_Record extracts:_

───

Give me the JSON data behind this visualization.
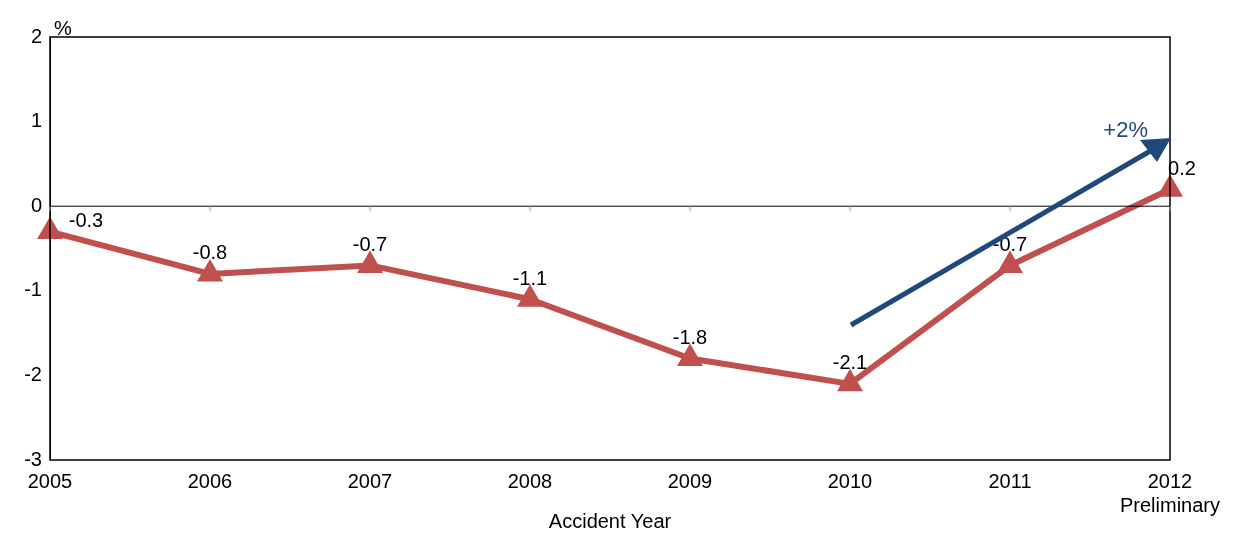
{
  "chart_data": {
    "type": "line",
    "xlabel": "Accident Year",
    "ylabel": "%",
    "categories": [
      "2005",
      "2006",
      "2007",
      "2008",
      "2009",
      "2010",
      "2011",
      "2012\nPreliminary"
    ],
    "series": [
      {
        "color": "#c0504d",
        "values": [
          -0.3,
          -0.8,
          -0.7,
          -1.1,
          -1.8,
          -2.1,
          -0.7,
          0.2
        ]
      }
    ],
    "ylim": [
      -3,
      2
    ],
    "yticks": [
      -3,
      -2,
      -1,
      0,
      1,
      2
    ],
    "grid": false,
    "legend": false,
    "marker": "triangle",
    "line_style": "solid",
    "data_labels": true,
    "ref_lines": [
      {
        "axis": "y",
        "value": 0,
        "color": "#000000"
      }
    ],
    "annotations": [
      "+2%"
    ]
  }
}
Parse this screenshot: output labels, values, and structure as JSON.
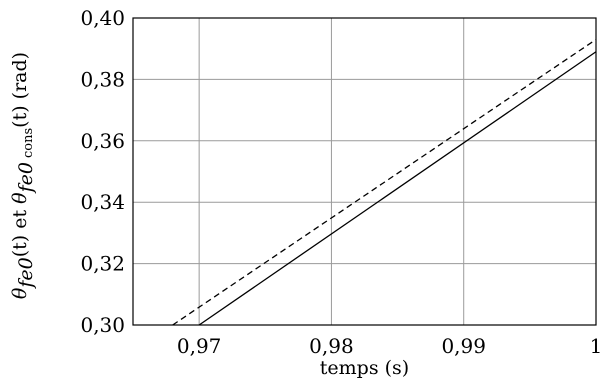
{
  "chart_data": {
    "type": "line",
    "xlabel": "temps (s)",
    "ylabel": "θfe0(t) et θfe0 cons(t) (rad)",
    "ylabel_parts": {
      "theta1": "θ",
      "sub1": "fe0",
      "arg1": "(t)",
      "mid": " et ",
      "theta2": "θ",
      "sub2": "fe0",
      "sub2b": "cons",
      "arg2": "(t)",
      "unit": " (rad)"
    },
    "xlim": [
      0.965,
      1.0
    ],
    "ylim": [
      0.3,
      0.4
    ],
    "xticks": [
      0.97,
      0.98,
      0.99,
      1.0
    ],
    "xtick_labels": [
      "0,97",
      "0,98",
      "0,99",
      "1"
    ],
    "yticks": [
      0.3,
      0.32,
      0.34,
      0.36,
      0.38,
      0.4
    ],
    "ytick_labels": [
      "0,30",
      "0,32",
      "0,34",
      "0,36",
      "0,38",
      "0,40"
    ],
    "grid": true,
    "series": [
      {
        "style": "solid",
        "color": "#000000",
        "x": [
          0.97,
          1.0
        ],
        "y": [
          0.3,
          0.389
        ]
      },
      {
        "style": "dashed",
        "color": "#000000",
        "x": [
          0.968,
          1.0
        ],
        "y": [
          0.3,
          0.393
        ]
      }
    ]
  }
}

───

_Written request:_
Write only the number of lines in the data above that include "cons".

_Complete answer:_
2